### SUPPLIED DATA
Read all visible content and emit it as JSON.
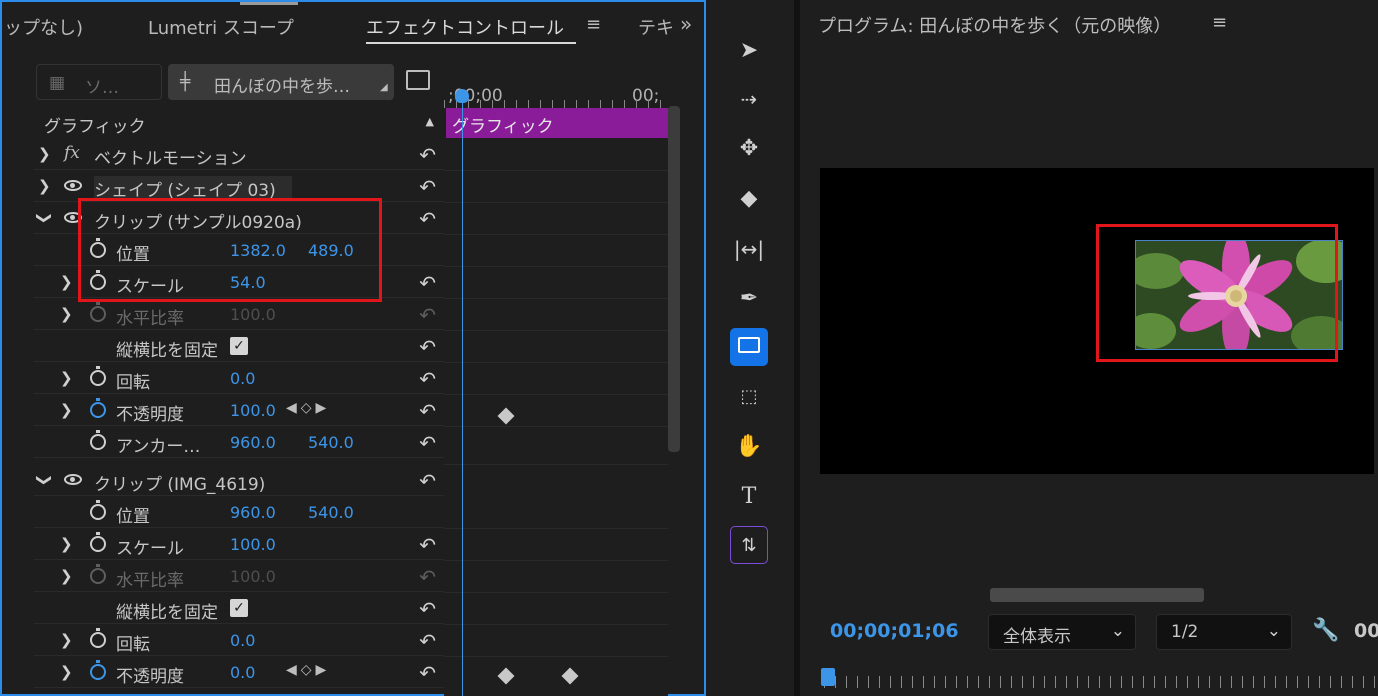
{
  "tabs": {
    "tab1": "ップなし)",
    "tab2": "Lumetri スコープ",
    "tab3": "エフェクトコントロール",
    "tab3_menu": "≡",
    "tab4": "テキ",
    "overflow": "»"
  },
  "source_selector": {
    "label": "ソ…"
  },
  "sequence_selector": {
    "label": "田んぼの中を歩…"
  },
  "section": {
    "label": "グラフィック"
  },
  "props": {
    "vector_motion": "ベクトルモーション",
    "shape": "シェイプ (シェイプ 03)",
    "clip1": "クリップ (サンプル0920a)",
    "clip1_position": {
      "label": "位置",
      "x": "1382.0",
      "y": "489.0"
    },
    "clip1_scale": {
      "label": "スケール",
      "value": "54.0"
    },
    "clip1_hscale": {
      "label": "水平比率",
      "value": "100.0"
    },
    "clip1_uniform": {
      "label": "縦横比を固定"
    },
    "clip1_rotation": {
      "label": "回転",
      "value": "0.0"
    },
    "clip1_opacity": {
      "label": "不透明度",
      "value": "100.0"
    },
    "clip1_anchor": {
      "label": "アンカー…",
      "x": "960.0",
      "y": "540.0"
    },
    "clip2": "クリップ (IMG_4619)",
    "clip2_position": {
      "label": "位置",
      "x": "960.0",
      "y": "540.0"
    },
    "clip2_scale": {
      "label": "スケール",
      "value": "100.0"
    },
    "clip2_hscale": {
      "label": "水平比率",
      "value": "100.0"
    },
    "clip2_uniform": {
      "label": "縦横比を固定"
    },
    "clip2_rotation": {
      "label": "回転",
      "value": "0.0"
    },
    "clip2_opacity": {
      "label": "不透明度",
      "value": "0.0"
    }
  },
  "timeline": {
    "start_tc": ";00;00",
    "end_tc": "00;",
    "clip_label": "グラフィック"
  },
  "program_monitor": {
    "title": "プログラム: 田んぼの中を歩く（元の映像）",
    "menu": "≡",
    "timecode": "00;00;01;06",
    "fit_dropdown": "全体表示",
    "resolution_dropdown": "1/2",
    "right_timecode": "00"
  },
  "tools": [
    "selection-tool",
    "track-select-forward-tool",
    "ripple-edit-tool",
    "razor-tool",
    "slip-tool",
    "pen-tool",
    "rectangle-tool",
    "subselect-tool",
    "hand-tool",
    "type-tool",
    "vertical-type-tool"
  ],
  "colors": {
    "accent": "#3d95e8",
    "clip_bar": "#8a1c9a",
    "highlight_box": "#e0161b",
    "panel_border": "#2d8ceb"
  }
}
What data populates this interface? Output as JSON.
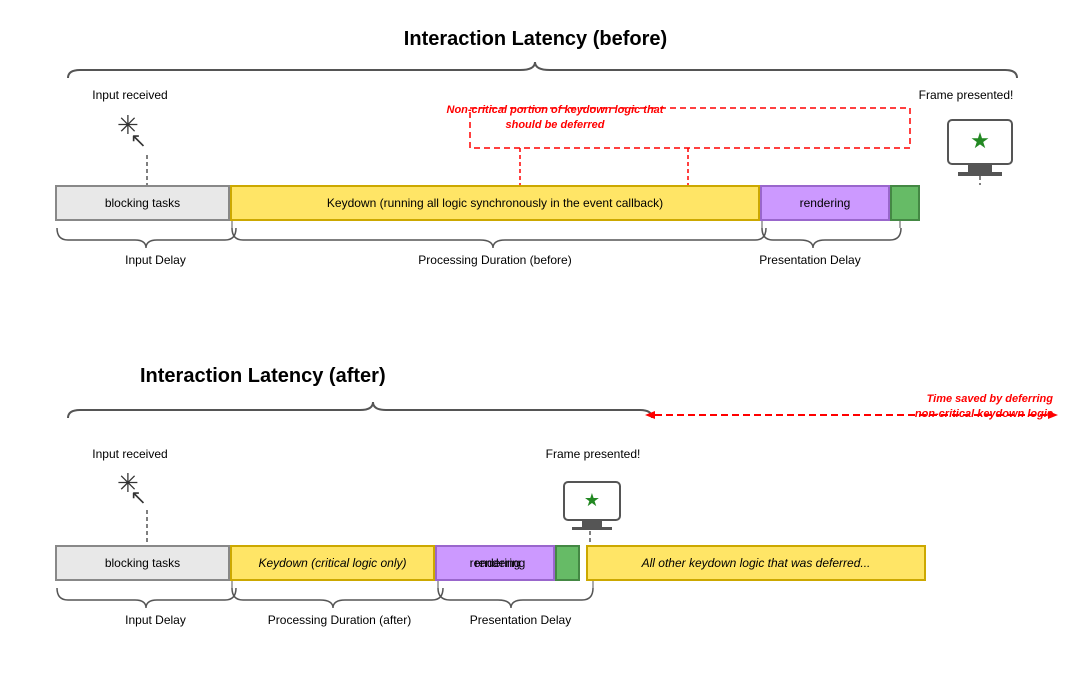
{
  "top": {
    "title": "Interaction Latency (before)",
    "input_received": "Input received",
    "frame_presented": "Frame presented!",
    "red_annotation": "Non-critical portion of keydown logic that should be deferred",
    "bar_blocking": "blocking tasks",
    "bar_keydown": "Keydown (running all logic synchronously in the event callback)",
    "bar_rendering": "rendering",
    "label_input_delay": "Input Delay",
    "label_processing": "Processing Duration (before)",
    "label_presentation": "Presentation Delay"
  },
  "bottom": {
    "title": "Interaction Latency (after)",
    "input_received": "Input received",
    "frame_presented": "Frame presented!",
    "bar_blocking": "blocking tasks",
    "bar_keydown": "Keydown (critical logic only)",
    "bar_rendering": "rendering",
    "bar_deferred": "All other keydown logic that was deferred...",
    "label_input_delay": "Input Delay",
    "label_processing": "Processing Duration (after)",
    "label_presentation": "Presentation Delay",
    "red_arrow_label": "Time saved by deferring\nnon-critical keydown logic"
  }
}
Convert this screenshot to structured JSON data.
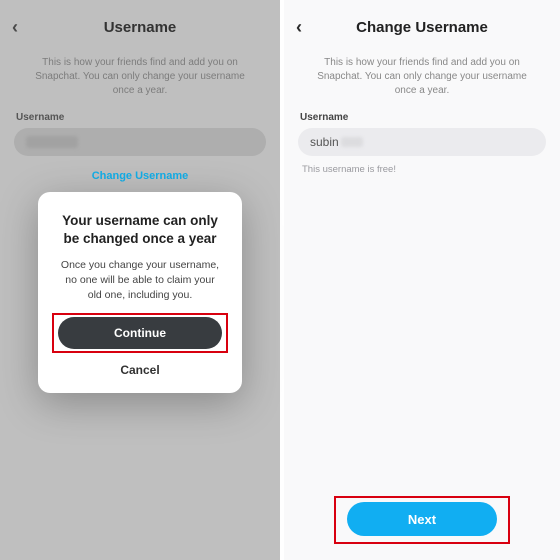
{
  "left": {
    "title": "Username",
    "subtext": "This is how your friends find and add you on Snapchat. You can only change your username once a year.",
    "field_label": "Username",
    "change_link": "Change Username",
    "modal": {
      "title": "Your username can only be changed once a year",
      "body": "Once you change your username, no one will be able to claim your old one, including you.",
      "continue": "Continue",
      "cancel": "Cancel"
    }
  },
  "right": {
    "title": "Change Username",
    "subtext": "This is how your friends find and add you on Snapchat. You can only change your username once a year.",
    "field_label": "Username",
    "input_value": "subin",
    "status": "This username is free!",
    "next": "Next"
  },
  "icons": {
    "back": "‹"
  }
}
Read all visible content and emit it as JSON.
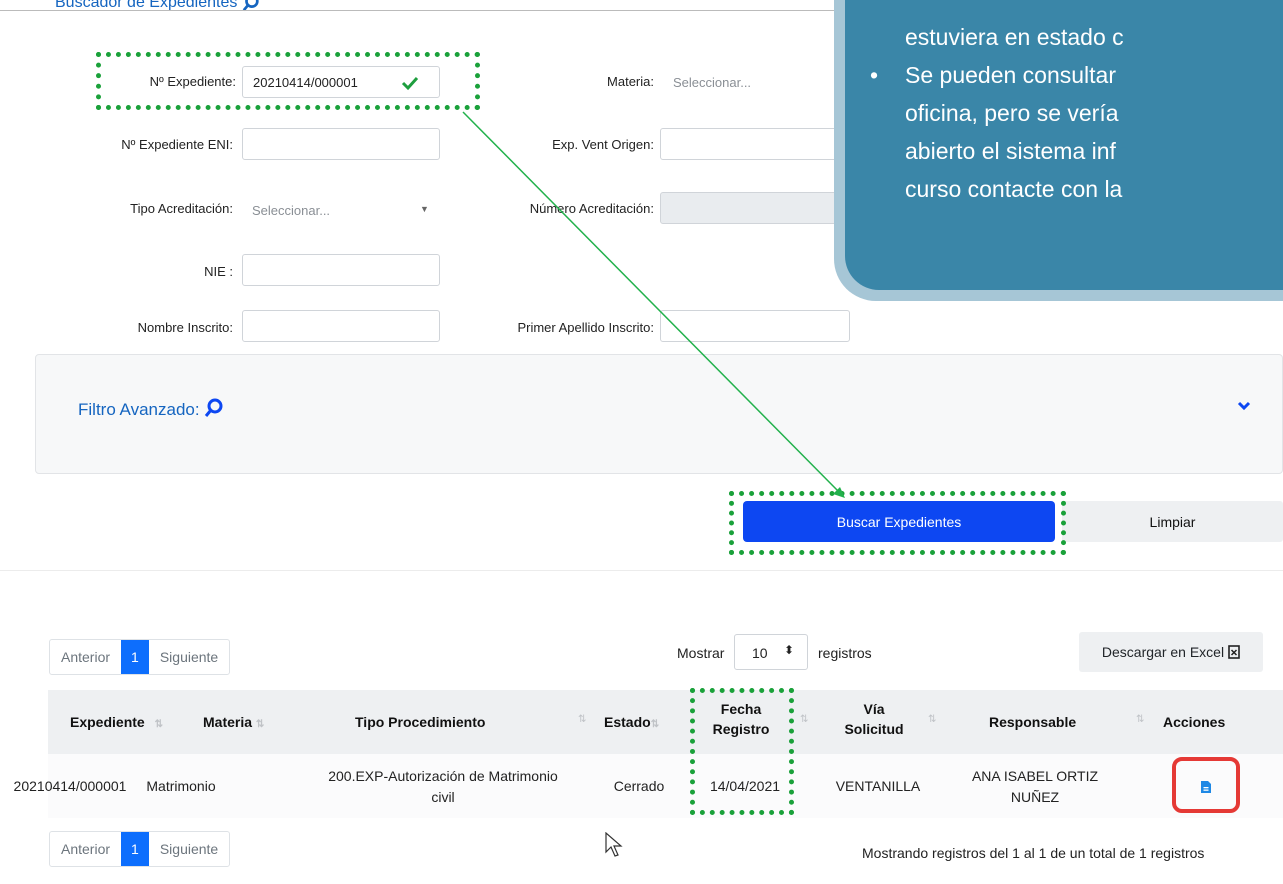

### WHAT YOU ARE ASKED TO DO
Copy each line of the records precisely and drop any images they hold.

### SOLUTION FOR THIS EXERCISE
Read all visible content and emit it as JSON.
{
  "tabs": {
    "tab1": "ップなし)",
    "tab2": "Lumetri スコープ",
    "tab3": "エフェクトコントロール",
    "tab3_menu": "≡",
    "tab4": "テキ",
    "overflow": "»"
  },
  "source_selector": {
    "label": "ソ…"
  },
  "sequence_selector": {
    "label": "田んぼの中を歩…"
  },
  "section": {
    "label": "グラフィック"
  },
  "props": {
    "vector_motion": "ベクトルモーション",
    "shape": "シェイプ (シェイプ 03)",
    "clip1": "クリップ (サンプル0920a)",
    "clip1_position": {
      "label": "位置",
      "x": "1382.0",
      "y": "489.0"
    },
    "clip1_scale": {
      "label": "スケール",
      "value": "54.0"
    },
    "clip1_hscale": {
      "label": "水平比率",
      "value": "100.0"
    },
    "clip1_uniform": {
      "label": "縦横比を固定"
    },
    "clip1_rotation": {
      "label": "回転",
      "value": "0.0"
    },
    "clip1_opacity": {
      "label": "不透明度",
      "value": "100.0"
    },
    "clip1_anchor": {
      "label": "アンカー…",
      "x": "960.0",
      "y": "540.0"
    },
    "clip2": "クリップ (IMG_4619)",
    "clip2_position": {
      "label": "位置",
      "x": "960.0",
      "y": "540.0"
    },
    "clip2_scale": {
      "label": "スケール",
      "value": "100.0"
    },
    "clip2_hscale": {
      "label": "水平比率",
      "value": "100.0"
    },
    "clip2_uniform": {
      "label": "縦横比を固定"
    },
    "clip2_rotation": {
      "label": "回転",
      "value": "0.0"
    },
    "clip2_opacity": {
      "label": "不透明度",
      "value": "0.0"
    }
  },
  "timeline": {
    "start_tc": ";00;00",
    "end_tc": "00;",
    "clip_label": "グラフィック"
  },
  "program_monitor": {
    "title": "プログラム: 田んぼの中を歩く（元の映像）",
    "menu": "≡",
    "timecode": "00;00;01;06",
    "fit_dropdown": "全体表示",
    "resolution_dropdown": "1/2",
    "right_timecode": "00"
  },
  "tools": [
    "selection-tool",
    "track-select-forward-tool",
    "ripple-edit-tool",
    "razor-tool",
    "slip-tool",
    "pen-tool",
    "rectangle-tool",
    "subselect-tool",
    "hand-tool",
    "type-tool",
    "vertical-type-tool"
  ],
  "colors": {
    "accent": "#3d95e8",
    "clip_bar": "#8a1c9a",
    "highlight_box": "#e0161b",
    "panel_border": "#2d8ceb"
  }
}
What data populates this interface? Output as JSON.
{
  "top": {
    "title": "Interaction Latency (before)",
    "input_received": "Input received",
    "frame_presented": "Frame presented!",
    "red_annotation": "Non-critical portion of keydown logic that should be deferred",
    "bar_blocking": "blocking tasks",
    "bar_keydown": "Keydown (running all logic synchronously in the event callback)",
    "bar_rendering": "rendering",
    "label_input_delay": "Input Delay",
    "label_processing": "Processing Duration (before)",
    "label_presentation": "Presentation Delay"
  },
  "bottom": {
    "title": "Interaction Latency (after)",
    "input_received": "Input received",
    "frame_presented": "Frame presented!",
    "bar_blocking": "blocking tasks",
    "bar_keydown": "Keydown (critical logic only)",
    "bar_rendering": "rendering",
    "bar_deferred": "All other keydown logic that was deferred...",
    "label_input_delay": "Input Delay",
    "label_processing": "Processing Duration (after)",
    "label_presentation": "Presentation Delay",
    "red_arrow_label": "Time saved by deferring\nnon-critical keydown logic"
  }
}
Convert this screenshot to structured JSON data.
{
  "left": {
    "title": "Username",
    "subtext": "This is how your friends find and add you on Snapchat. You can only change your username once a year.",
    "field_label": "Username",
    "change_link": "Change Username",
    "modal": {
      "title": "Your username can only be changed once a year",
      "body": "Once you change your username, no one will be able to claim your old one, including you.",
      "continue": "Continue",
      "cancel": "Cancel"
    }
  },
  "right": {
    "title": "Change Username",
    "subtext": "This is how your friends find and add you on Snapchat. You can only change your username once a year.",
    "field_label": "Username",
    "input_value": "subin",
    "status": "This username is free!",
    "next": "Next"
  },
  "icons": {
    "back": "‹"
  }
}
Read all visible content and emit it as JSON.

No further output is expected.